-- start of Record excerpts --
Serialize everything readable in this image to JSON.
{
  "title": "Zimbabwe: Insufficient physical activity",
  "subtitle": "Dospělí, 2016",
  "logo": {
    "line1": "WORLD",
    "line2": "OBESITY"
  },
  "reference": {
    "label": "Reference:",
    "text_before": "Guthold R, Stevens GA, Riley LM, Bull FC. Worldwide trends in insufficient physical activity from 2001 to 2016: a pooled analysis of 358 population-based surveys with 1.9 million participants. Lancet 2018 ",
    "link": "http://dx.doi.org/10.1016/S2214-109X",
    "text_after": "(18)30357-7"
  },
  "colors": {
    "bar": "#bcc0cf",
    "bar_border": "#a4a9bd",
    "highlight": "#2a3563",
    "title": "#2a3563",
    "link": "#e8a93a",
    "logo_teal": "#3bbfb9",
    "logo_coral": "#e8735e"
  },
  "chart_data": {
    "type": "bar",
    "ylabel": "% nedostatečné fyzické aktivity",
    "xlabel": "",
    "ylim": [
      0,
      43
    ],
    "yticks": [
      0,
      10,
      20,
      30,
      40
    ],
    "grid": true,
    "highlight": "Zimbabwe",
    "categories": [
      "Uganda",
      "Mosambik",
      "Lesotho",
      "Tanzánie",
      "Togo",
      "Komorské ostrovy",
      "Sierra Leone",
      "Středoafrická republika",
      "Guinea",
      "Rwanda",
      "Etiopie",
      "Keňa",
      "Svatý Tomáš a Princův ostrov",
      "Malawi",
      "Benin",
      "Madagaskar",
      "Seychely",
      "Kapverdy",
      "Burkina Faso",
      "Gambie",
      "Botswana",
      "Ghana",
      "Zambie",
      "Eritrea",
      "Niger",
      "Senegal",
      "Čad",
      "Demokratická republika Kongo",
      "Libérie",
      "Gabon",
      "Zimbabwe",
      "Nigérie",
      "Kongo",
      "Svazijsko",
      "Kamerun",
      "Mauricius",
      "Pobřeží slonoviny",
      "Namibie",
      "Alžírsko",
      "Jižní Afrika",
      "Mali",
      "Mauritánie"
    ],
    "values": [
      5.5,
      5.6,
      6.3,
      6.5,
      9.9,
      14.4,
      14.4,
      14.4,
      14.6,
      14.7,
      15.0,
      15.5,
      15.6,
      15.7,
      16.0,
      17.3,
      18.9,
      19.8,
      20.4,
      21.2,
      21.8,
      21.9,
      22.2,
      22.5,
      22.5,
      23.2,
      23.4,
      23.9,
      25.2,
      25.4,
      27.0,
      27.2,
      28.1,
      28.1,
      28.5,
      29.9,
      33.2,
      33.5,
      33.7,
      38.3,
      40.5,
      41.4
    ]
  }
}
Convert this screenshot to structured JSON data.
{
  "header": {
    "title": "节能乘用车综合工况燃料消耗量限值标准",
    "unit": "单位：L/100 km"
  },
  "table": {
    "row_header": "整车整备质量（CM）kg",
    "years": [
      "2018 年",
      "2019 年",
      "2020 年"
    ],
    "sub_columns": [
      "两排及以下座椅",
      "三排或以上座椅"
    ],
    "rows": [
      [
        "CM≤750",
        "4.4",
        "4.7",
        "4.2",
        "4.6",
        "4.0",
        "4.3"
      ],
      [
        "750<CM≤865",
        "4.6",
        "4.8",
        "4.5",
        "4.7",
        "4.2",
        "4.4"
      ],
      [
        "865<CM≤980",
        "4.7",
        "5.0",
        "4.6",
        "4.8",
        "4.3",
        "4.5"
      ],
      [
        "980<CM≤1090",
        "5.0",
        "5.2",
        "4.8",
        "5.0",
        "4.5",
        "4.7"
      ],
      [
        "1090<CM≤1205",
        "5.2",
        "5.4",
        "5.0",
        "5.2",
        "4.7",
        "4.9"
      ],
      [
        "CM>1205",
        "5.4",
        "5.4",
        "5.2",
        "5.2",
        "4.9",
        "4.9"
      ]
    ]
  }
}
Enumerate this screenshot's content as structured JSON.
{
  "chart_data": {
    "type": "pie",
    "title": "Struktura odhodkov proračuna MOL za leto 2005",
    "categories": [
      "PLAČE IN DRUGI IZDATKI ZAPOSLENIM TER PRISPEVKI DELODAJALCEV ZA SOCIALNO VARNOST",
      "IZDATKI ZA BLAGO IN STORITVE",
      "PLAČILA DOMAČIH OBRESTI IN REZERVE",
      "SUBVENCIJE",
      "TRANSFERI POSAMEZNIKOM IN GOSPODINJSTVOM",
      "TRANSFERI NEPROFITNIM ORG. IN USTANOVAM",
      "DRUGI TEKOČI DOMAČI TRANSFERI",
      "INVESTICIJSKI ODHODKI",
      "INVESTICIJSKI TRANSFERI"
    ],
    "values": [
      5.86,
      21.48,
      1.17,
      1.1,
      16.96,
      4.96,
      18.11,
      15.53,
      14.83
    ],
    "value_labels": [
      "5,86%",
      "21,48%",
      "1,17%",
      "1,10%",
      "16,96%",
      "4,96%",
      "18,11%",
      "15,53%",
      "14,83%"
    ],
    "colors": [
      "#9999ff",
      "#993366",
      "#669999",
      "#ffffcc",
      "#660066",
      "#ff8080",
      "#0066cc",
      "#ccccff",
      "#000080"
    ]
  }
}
-- end of Record excerpts --
--- Directions ---
Reproduce the material in full, with no word added or dropped.

--- Output of the task ---
Serialize everything readable in this image to JSON.
{
  "title": "Zimbabwe: Insufficient physical activity",
  "subtitle": "Dospělí, 2016",
  "logo": {
    "line1": "WORLD",
    "line2": "OBESITY"
  },
  "reference": {
    "label": "Reference:",
    "text_before": "Guthold R, Stevens GA, Riley LM, Bull FC. Worldwide trends in insufficient physical activity from 2001 to 2016: a pooled analysis of 358 population-based surveys with 1.9 million participants. Lancet 2018 ",
    "link": "http://dx.doi.org/10.1016/S2214-109X",
    "text_after": "(18)30357-7"
  },
  "colors": {
    "bar": "#bcc0cf",
    "bar_border": "#a4a9bd",
    "highlight": "#2a3563",
    "title": "#2a3563",
    "link": "#e8a93a",
    "logo_teal": "#3bbfb9",
    "logo_coral": "#e8735e"
  },
  "chart_data": {
    "type": "bar",
    "ylabel": "% nedostatečné fyzické aktivity",
    "xlabel": "",
    "ylim": [
      0,
      43
    ],
    "yticks": [
      0,
      10,
      20,
      30,
      40
    ],
    "grid": true,
    "highlight": "Zimbabwe",
    "categories": [
      "Uganda",
      "Mosambik",
      "Lesotho",
      "Tanzánie",
      "Togo",
      "Komorské ostrovy",
      "Sierra Leone",
      "Středoafrická republika",
      "Guinea",
      "Rwanda",
      "Etiopie",
      "Keňa",
      "Svatý Tomáš a Princův ostrov",
      "Malawi",
      "Benin",
      "Madagaskar",
      "Seychely",
      "Kapverdy",
      "Burkina Faso",
      "Gambie",
      "Botswana",
      "Ghana",
      "Zambie",
      "Eritrea",
      "Niger",
      "Senegal",
      "Čad",
      "Demokratická republika Kongo",
      "Libérie",
      "Gabon",
      "Zimbabwe",
      "Nigérie",
      "Kongo",
      "Svazijsko",
      "Kamerun",
      "Mauricius",
      "Pobřeží slonoviny",
      "Namibie",
      "Alžírsko",
      "Jižní Afrika",
      "Mali",
      "Mauritánie"
    ],
    "values": [
      5.5,
      5.6,
      6.3,
      6.5,
      9.9,
      14.4,
      14.4,
      14.4,
      14.6,
      14.7,
      15.0,
      15.5,
      15.6,
      15.7,
      16.0,
      17.3,
      18.9,
      19.8,
      20.4,
      21.2,
      21.8,
      21.9,
      22.2,
      22.5,
      22.5,
      23.2,
      23.4,
      23.9,
      25.2,
      25.4,
      27.0,
      27.2,
      28.1,
      28.1,
      28.5,
      29.9,
      33.2,
      33.5,
      33.7,
      38.3,
      40.5,
      41.4
    ]
  }
}
Convert this screenshot to structured JSON data.
{
  "header": {
    "title": "节能乘用车综合工况燃料消耗量限值标准",
    "unit": "单位：L/100 km"
  },
  "table": {
    "row_header": "整车整备质量（CM）kg",
    "years": [
      "2018 年",
      "2019 年",
      "2020 年"
    ],
    "sub_columns": [
      "两排及以下座椅",
      "三排或以上座椅"
    ],
    "rows": [
      [
        "CM≤750",
        "4.4",
        "4.7",
        "4.2",
        "4.6",
        "4.0",
        "4.3"
      ],
      [
        "750<CM≤865",
        "4.6",
        "4.8",
        "4.5",
        "4.7",
        "4.2",
        "4.4"
      ],
      [
        "865<CM≤980",
        "4.7",
        "5.0",
        "4.6",
        "4.8",
        "4.3",
        "4.5"
      ],
      [
        "980<CM≤1090",
        "5.0",
        "5.2",
        "4.8",
        "5.0",
        "4.5",
        "4.7"
      ],
      [
        "1090<CM≤1205",
        "5.2",
        "5.4",
        "5.0",
        "5.2",
        "4.7",
        "4.9"
      ],
      [
        "CM>1205",
        "5.4",
        "5.4",
        "5.2",
        "5.2",
        "4.9",
        "4.9"
      ]
    ]
  }
}
Enumerate this screenshot's content as structured JSON.
{
  "chart_data": {
    "type": "pie",
    "title": "Struktura odhodkov proračuna MOL za leto 2005",
    "categories": [
      "PLAČE IN DRUGI IZDATKI ZAPOSLENIM TER PRISPEVKI DELODAJALCEV ZA SOCIALNO VARNOST",
      "IZDATKI ZA BLAGO IN STORITVE",
      "PLAČILA DOMAČIH OBRESTI IN REZERVE",
      "SUBVENCIJE",
      "TRANSFERI POSAMEZNIKOM IN GOSPODINJSTVOM",
      "TRANSFERI NEPROFITNIM ORG. IN USTANOVAM",
      "DRUGI TEKOČI DOMAČI TRANSFERI",
      "INVESTICIJSKI ODHODKI",
      "INVESTICIJSKI TRANSFERI"
    ],
    "values": [
      5.86,
      21.48,
      1.17,
      1.1,
      16.96,
      4.96,
      18.11,
      15.53,
      14.83
    ],
    "value_labels": [
      "5,86%",
      "21,48%",
      "1,17%",
      "1,10%",
      "16,96%",
      "4,96%",
      "18,11%",
      "15,53%",
      "14,83%"
    ],
    "colors": [
      "#9999ff",
      "#993366",
      "#669999",
      "#ffffcc",
      "#660066",
      "#ff8080",
      "#0066cc",
      "#ccccff",
      "#000080"
    ]
  }
}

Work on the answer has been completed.